• What you will do
Transcribe every entry word for word, leaving out all images.

******************************

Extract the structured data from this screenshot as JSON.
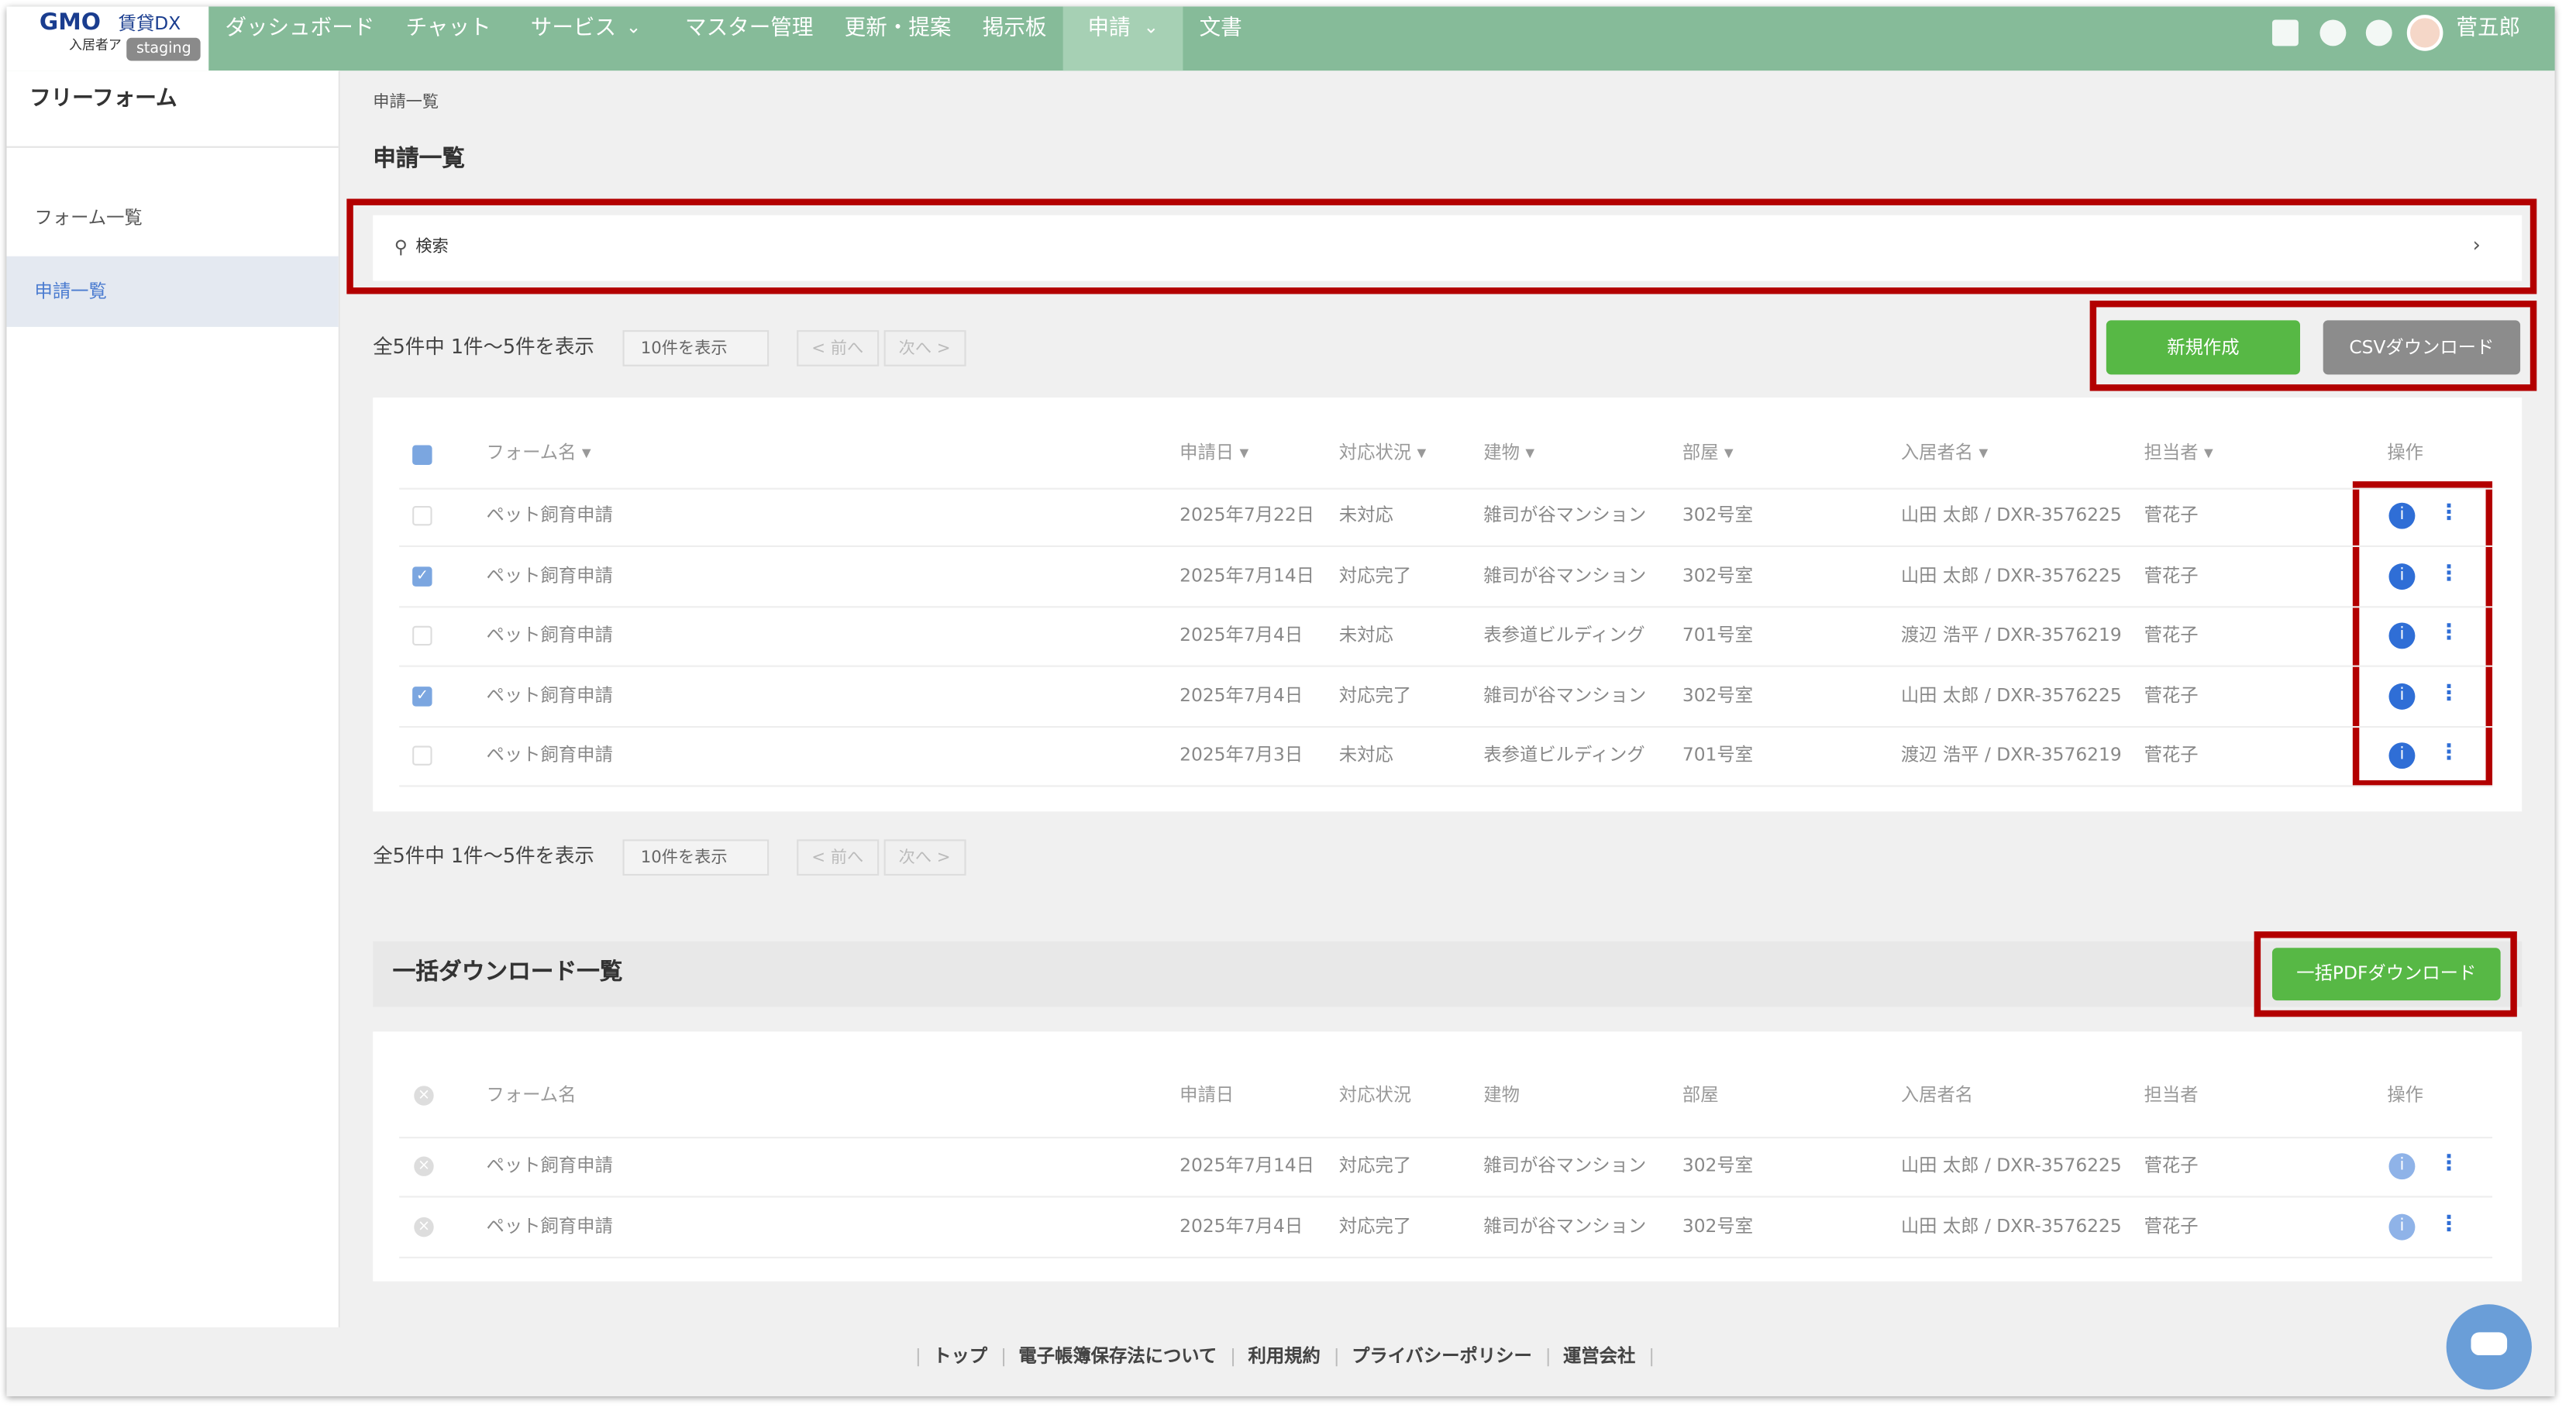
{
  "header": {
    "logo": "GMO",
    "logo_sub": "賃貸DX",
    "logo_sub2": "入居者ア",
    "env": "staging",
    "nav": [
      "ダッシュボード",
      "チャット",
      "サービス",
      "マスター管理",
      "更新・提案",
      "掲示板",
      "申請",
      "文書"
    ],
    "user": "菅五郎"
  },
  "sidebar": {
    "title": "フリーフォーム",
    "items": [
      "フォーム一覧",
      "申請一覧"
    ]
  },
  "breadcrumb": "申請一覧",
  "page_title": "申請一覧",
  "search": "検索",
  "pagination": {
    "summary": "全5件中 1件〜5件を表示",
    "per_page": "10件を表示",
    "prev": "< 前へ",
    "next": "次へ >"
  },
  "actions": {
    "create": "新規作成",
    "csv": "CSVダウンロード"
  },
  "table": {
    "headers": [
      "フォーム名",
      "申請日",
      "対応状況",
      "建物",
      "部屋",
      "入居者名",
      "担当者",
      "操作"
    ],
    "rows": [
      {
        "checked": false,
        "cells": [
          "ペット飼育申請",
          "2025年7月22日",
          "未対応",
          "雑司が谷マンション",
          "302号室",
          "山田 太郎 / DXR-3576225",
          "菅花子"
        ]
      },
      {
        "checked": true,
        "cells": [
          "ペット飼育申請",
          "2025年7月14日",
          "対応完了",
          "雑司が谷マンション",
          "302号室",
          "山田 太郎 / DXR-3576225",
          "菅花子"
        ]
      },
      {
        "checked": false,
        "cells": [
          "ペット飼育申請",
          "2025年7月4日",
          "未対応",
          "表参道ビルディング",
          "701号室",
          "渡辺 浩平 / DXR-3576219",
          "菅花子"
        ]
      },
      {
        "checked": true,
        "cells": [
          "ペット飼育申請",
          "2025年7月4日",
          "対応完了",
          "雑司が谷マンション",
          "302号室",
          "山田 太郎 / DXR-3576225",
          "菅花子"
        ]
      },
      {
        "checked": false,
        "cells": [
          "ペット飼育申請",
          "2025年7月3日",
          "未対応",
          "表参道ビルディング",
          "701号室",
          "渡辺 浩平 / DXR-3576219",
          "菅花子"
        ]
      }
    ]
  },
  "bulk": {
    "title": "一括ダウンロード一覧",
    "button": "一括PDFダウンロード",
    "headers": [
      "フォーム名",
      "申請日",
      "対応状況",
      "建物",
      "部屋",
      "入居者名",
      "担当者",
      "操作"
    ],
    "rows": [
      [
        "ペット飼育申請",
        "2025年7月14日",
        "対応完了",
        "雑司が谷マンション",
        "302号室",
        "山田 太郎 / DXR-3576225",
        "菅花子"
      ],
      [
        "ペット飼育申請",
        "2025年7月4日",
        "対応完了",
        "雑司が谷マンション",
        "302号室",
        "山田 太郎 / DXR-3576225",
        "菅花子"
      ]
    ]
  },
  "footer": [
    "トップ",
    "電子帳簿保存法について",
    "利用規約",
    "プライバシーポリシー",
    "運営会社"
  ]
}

******************************

• Exercise solution
Extract the structured data from this screenshot as JSON.
{
  "header": {
    "logo": "GMO",
    "logo_sub": "賃貸DX",
    "logo_sub2": "入居者ア",
    "env": "staging",
    "nav": [
      "ダッシュボード",
      "チャット",
      "サービス",
      "マスター管理",
      "更新・提案",
      "掲示板",
      "申請",
      "文書"
    ],
    "user": "菅五郎"
  },
  "sidebar": {
    "title": "フリーフォーム",
    "items": [
      "フォーム一覧",
      "申請一覧"
    ]
  },
  "breadcrumb": "申請一覧",
  "page_title": "申請一覧",
  "search": "検索",
  "pagination": {
    "summary": "全5件中 1件〜5件を表示",
    "per_page": "10件を表示",
    "prev": "< 前へ",
    "next": "次へ >"
  },
  "actions": {
    "create": "新規作成",
    "csv": "CSVダウンロード"
  },
  "table": {
    "headers": [
      "フォーム名",
      "申請日",
      "対応状況",
      "建物",
      "部屋",
      "入居者名",
      "担当者",
      "操作"
    ],
    "rows": [
      {
        "checked": false,
        "cells": [
          "ペット飼育申請",
          "2025年7月22日",
          "未対応",
          "雑司が谷マンション",
          "302号室",
          "山田 太郎 / DXR-3576225",
          "菅花子"
        ]
      },
      {
        "checked": true,
        "cells": [
          "ペット飼育申請",
          "2025年7月14日",
          "対応完了",
          "雑司が谷マンション",
          "302号室",
          "山田 太郎 / DXR-3576225",
          "菅花子"
        ]
      },
      {
        "checked": false,
        "cells": [
          "ペット飼育申請",
          "2025年7月4日",
          "未対応",
          "表参道ビルディング",
          "701号室",
          "渡辺 浩平 / DXR-3576219",
          "菅花子"
        ]
      },
      {
        "checked": true,
        "cells": [
          "ペット飼育申請",
          "2025年7月4日",
          "対応完了",
          "雑司が谷マンション",
          "302号室",
          "山田 太郎 / DXR-3576225",
          "菅花子"
        ]
      },
      {
        "checked": false,
        "cells": [
          "ペット飼育申請",
          "2025年7月3日",
          "未対応",
          "表参道ビルディング",
          "701号室",
          "渡辺 浩平 / DXR-3576219",
          "菅花子"
        ]
      }
    ]
  },
  "bulk": {
    "title": "一括ダウンロード一覧",
    "button": "一括PDFダウンロード",
    "headers": [
      "フォーム名",
      "申請日",
      "対応状況",
      "建物",
      "部屋",
      "入居者名",
      "担当者",
      "操作"
    ],
    "rows": [
      [
        "ペット飼育申請",
        "2025年7月14日",
        "対応完了",
        "雑司が谷マンション",
        "302号室",
        "山田 太郎 / DXR-3576225",
        "菅花子"
      ],
      [
        "ペット飼育申請",
        "2025年7月4日",
        "対応完了",
        "雑司が谷マンション",
        "302号室",
        "山田 太郎 / DXR-3576225",
        "菅花子"
      ]
    ]
  },
  "footer": [
    "トップ",
    "電子帳簿保存法について",
    "利用規約",
    "プライバシーポリシー",
    "運営会社"
  ]
}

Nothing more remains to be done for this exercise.